--- BEGIN Supplied material ---
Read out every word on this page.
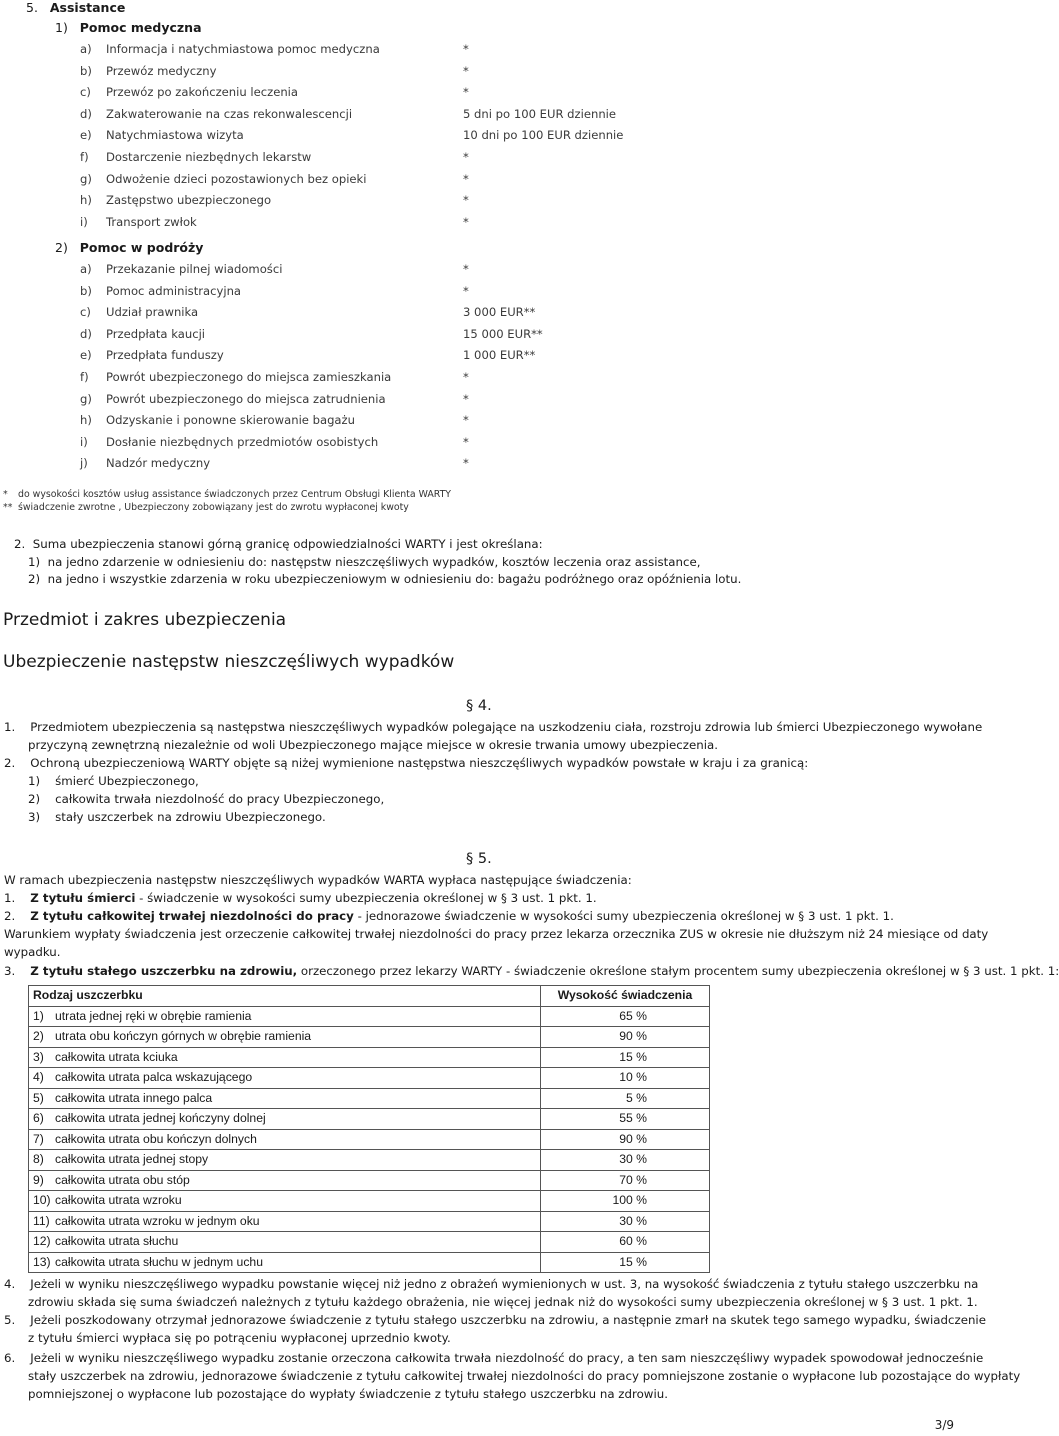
5. Assistance
1) Pomoc medyczna
a) Informacja i natychmiastowa pomoc medyczna	*
b) Przewóz medyczny	*
c) Przewóz po zakończeniu leczenia	*
d) Zakwaterowanie na czas rekonwalescencji	5 dni po 100 EUR dziennie
e) Natychmiastowa wizyta	10 dni po 100 EUR dziennie
f) Dostarczenie niezbędnych lekarstw	*
g) Odwożenie dzieci pozostawionych bez opieki	*
h) Zastępstwo ubezpieczonego	*
i) Transport zwłok	*
2) Pomoc w podróży
a) Przekazanie pilnej wiadomości	*
b) Pomoc administracyjna	*
c) Udział prawnika	3 000 EUR**
d) Przedpłata kaucji	15 000 EUR**
e) Przedpłata funduszy	1 000 EUR**
f) Powrót ubezpieczonego do miejsca zamieszkania	*
g) Powrót ubezpieczonego do miejsca zatrudnienia	*
h) Odzyskanie i ponowne skierowanie bagażu	*
i) Dosłanie niezbędnych przedmiotów osobistych	*
j) Nadzór medyczny	*
* do wysokości kosztów usług assistance świadczonych przez Centrum Obsługi Klienta WARTY
** świadczenie zwrotne , Ubezpieczony zobowiązany jest do zwrotu wypłaconej kwoty
2. Suma ubezpieczenia stanowi górną granicę odpowiedzialności WARTY i jest określana:
1) na jedno zdarzenie w odniesieniu do: następstw nieszczęśliwych wypadków, kosztów leczenia oraz assistance,
2) na jedno i wszystkie zdarzenia w roku ubezpieczeniowym w odniesieniu do: bagażu podróżnego oraz opóźnienia lotu.
Przedmiot i zakres ubezpieczenia
Ubezpieczenie następstw nieszczęśliwych wypadków
§ 4.
1. Przedmiotem ubezpieczenia są następstwa nieszczęśliwych wypadków polegające na uszkodzeniu ciała, rozstroju zdrowia lub śmierci Ubezpieczonego wywołane
przyczyną zewnętrzną niezależnie od woli Ubezpieczonego mające miejsce w okresie trwania umowy ubezpieczenia.
2. Ochroną ubezpieczeniową WARTY objęte są niżej wymienione następstwa nieszczęśliwych wypadków powstałe w kraju i za granicą:
1) śmierć Ubezpieczonego,
2) całkowita trwała niezdolność do pracy Ubezpieczonego,
3) stały uszczerbek na zdrowiu Ubezpieczonego.
§ 5.
W ramach ubezpieczenia następstw nieszczęśliwych wypadków WARTA wypłaca następujące świadczenia:
1. Z tytułu śmierci - świadczenie w wysokości sumy ubezpieczenia określonej w § 3 ust. 1 pkt. 1.
2. Z tytułu całkowitej trwałej niezdolności do pracy - jednorazowe świadczenie w wysokości sumy ubezpieczenia określonej w § 3 ust. 1 pkt. 1.
Warunkiem wypłaty świadczenia jest orzeczenie całkowitej trwałej niezdolności do pracy przez lekarza orzecznika ZUS w okresie nie dłuższym niż 24 miesiące od daty
wypadku.
3. Z tytułu stałego uszczerbku na zdrowiu, orzeczonego przez lekarzy WARTY - świadczenie określone stałym procentem sumy ubezpieczenia określonej w § 3 ust. 1 pkt. 1:
Rodzaj uszczerbku		Wysokość świadczenia
1)	utrata jednej ręki w obrębie ramienia	65 %
2)	utrata obu kończyn górnych w obrębie ramienia	90 %
3)	całkowita utrata kciuka	15 %
4)	całkowita utrata palca wskazującego	10 %
5)	całkowita utrata innego palca	5 %
6)	całkowita utrata jednej kończyny dolnej	55 %
7)	całkowita utrata obu kończyn dolnych	90 %
8)	całkowita utrata jednej stopy	30 %
9)	całkowita utrata obu stóp	70 %
10)	całkowita utrata wzroku	100 %
11)	całkowita utrata wzroku w jednym oku	30 %
12)	całkowita utrata słuchu	60 %
13)	całkowita utrata słuchu w jednym uchu	15 %
4. Jeżeli w wyniku nieszczęśliwego wypadku powstanie więcej niż jedno z obrażeń wymienionych w ust. 3, na wysokość świadczenia z tytułu stałego uszczerbku na
zdrowiu składa się suma świadczeń należnych z tytułu każdego obrażenia, nie więcej jednak niż do wysokości sumy ubezpieczenia określonej w § 3 ust. 1 pkt. 1.
5. Jeżeli poszkodowany otrzymał jednorazowe świadczenie z tytułu stałego uszczerbku na zdrowiu, a następnie zmarł na skutek tego samego wypadku, świadczenie
z tytułu śmierci wypłaca się po potrąceniu wypłaconej uprzednio kwoty.
6. Jeżeli w wyniku nieszczęśliwego wypadku zostanie orzeczona całkowita trwała niezdolność do pracy, a ten sam nieszczęśliwy wypadek spowodował jednocześnie
stały uszczerbek na zdrowiu, jednorazowe świadczenie z tytułu całkowitej trwałej niezdolności do pracy pomniejszone zostanie o wypłacone lub pozostające do wypłaty
pomniejszonej o wypłacone lub pozostające do wypłaty świadczenie z tytułu stałego uszczerbku na zdrowiu.
3/9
--- END Supplied material ---
Go through the material above and print all of it exactly, except the pictures.

Read out every word on this page.
5. Assistance
1) Pomoc medyczna
a) Informacja i natychmiastowa pomoc medyczna	*
b) Przewóz medyczny	*
c) Przewóz po zakończeniu leczenia	*
d) Zakwaterowanie na czas rekonwalescencji	5 dni po 100 EUR dziennie
e) Natychmiastowa wizyta	10 dni po 100 EUR dziennie
f) Dostarczenie niezbędnych lekarstw	*
g) Odwożenie dzieci pozostawionych bez opieki	*
h) Zastępstwo ubezpieczonego	*
i) Transport zwłok	*
2) Pomoc w podróży
a) Przekazanie pilnej wiadomości	*
b) Pomoc administracyjna	*
c) Udział prawnika	3 000 EUR**
d) Przedpłata kaucji	15 000 EUR**
e) Przedpłata funduszy	1 000 EUR**
f) Powrót ubezpieczonego do miejsca zamieszkania	*
g) Powrót ubezpieczonego do miejsca zatrudnienia	*
h) Odzyskanie i ponowne skierowanie bagażu	*
i) Dosłanie niezbędnych przedmiotów osobistych	*
j) Nadzór medyczny	*
* do wysokości kosztów usług assistance świadczonych przez Centrum Obsługi Klienta WARTY
** świadczenie zwrotne , Ubezpieczony zobowiązany jest do zwrotu wypłaconej kwoty
2. Suma ubezpieczenia stanowi górną granicę odpowiedzialności WARTY i jest określana:
1) na jedno zdarzenie w odniesieniu do: następstw nieszczęśliwych wypadków, kosztów leczenia oraz assistance,
2) na jedno i wszystkie zdarzenia w roku ubezpieczeniowym w odniesieniu do: bagażu podróżnego oraz opóźnienia lotu.
Przedmiot i zakres ubezpieczenia
Ubezpieczenie następstw nieszczęśliwych wypadków
§ 4.
1. Przedmiotem ubezpieczenia są następstwa nieszczęśliwych wypadków polegające na uszkodzeniu ciała, rozstroju zdrowia lub śmierci Ubezpieczonego wywołane
przyczyną zewnętrzną niezależnie od woli Ubezpieczonego mające miejsce w okresie trwania umowy ubezpieczenia.
2. Ochroną ubezpieczeniową WARTY objęte są niżej wymienione następstwa nieszczęśliwych wypadków powstałe w kraju i za granicą:
1) śmierć Ubezpieczonego,
2) całkowita trwała niezdolność do pracy Ubezpieczonego,
3) stały uszczerbek na zdrowiu Ubezpieczonego.
§ 5.
W ramach ubezpieczenia następstw nieszczęśliwych wypadków WARTA wypłaca następujące świadczenia:
1. Z tytułu śmierci - świadczenie w wysokości sumy ubezpieczenia określonej w § 3 ust. 1 pkt. 1.
2. Z tytułu całkowitej trwałej niezdolności do pracy - jednorazowe świadczenie w wysokości sumy ubezpieczenia określonej w § 3 ust. 1 pkt. 1.
Warunkiem wypłaty świadczenia jest orzeczenie całkowitej trwałej niezdolności do pracy przez lekarza orzecznika ZUS w okresie nie dłuższym niż 24 miesiące od daty
wypadku.
3. Z tytułu stałego uszczerbku na zdrowiu, orzeczonego przez lekarzy WARTY - świadczenie określone stałym procentem sumy ubezpieczenia określonej w § 3 ust. 1 pkt. 1:
Rodzaj uszczerbku		Wysokość świadczenia
1)	utrata jednej ręki w obrębie ramienia	65 %
2)	utrata obu kończyn górnych w obrębie ramienia	90 %
3)	całkowita utrata kciuka	15 %
4)	całkowita utrata palca wskazującego	10 %
5)	całkowita utrata innego palca	5 %
6)	całkowita utrata jednej kończyny dolnej	55 %
7)	całkowita utrata obu kończyn dolnych	90 %
8)	całkowita utrata jednej stopy	30 %
9)	całkowita utrata obu stóp	70 %
10)	całkowita utrata wzroku	100 %
11)	całkowita utrata wzroku w jednym oku	30 %
12)	całkowita utrata słuchu	60 %
13)	całkowita utrata słuchu w jednym uchu	15 %
4. Jeżeli w wyniku nieszczęśliwego wypadku powstanie więcej niż jedno z obrażeń wymienionych w ust. 3, na wysokość świadczenia z tytułu stałego uszczerbku na
zdrowiu składa się suma świadczeń należnych z tytułu każdego obrażenia, nie więcej jednak niż do wysokości sumy ubezpieczenia określonej w § 3 ust. 1 pkt. 1.
5. Jeżeli poszkodowany otrzymał jednorazowe świadczenie z tytułu stałego uszczerbku na zdrowiu, a następnie zmarł na skutek tego samego wypadku, świadczenie
z tytułu śmierci wypłaca się po potrąceniu wypłaconej uprzednio kwoty.
6. Jeżeli w wyniku nieszczęśliwego wypadku zostanie orzeczona całkowita trwała niezdolność do pracy, a ten sam nieszczęśliwy wypadek spowodował jednocześnie
stały uszczerbek na zdrowiu, jednorazowe świadczenie z tytułu całkowitej trwałej niezdolności do pracy pomniejszone zostanie o wypłacone lub pozostające do wypłaty
pomniejszonej o wypłacone lub pozostające do wypłaty świadczenie z tytułu stałego uszczerbku na zdrowiu.
3/9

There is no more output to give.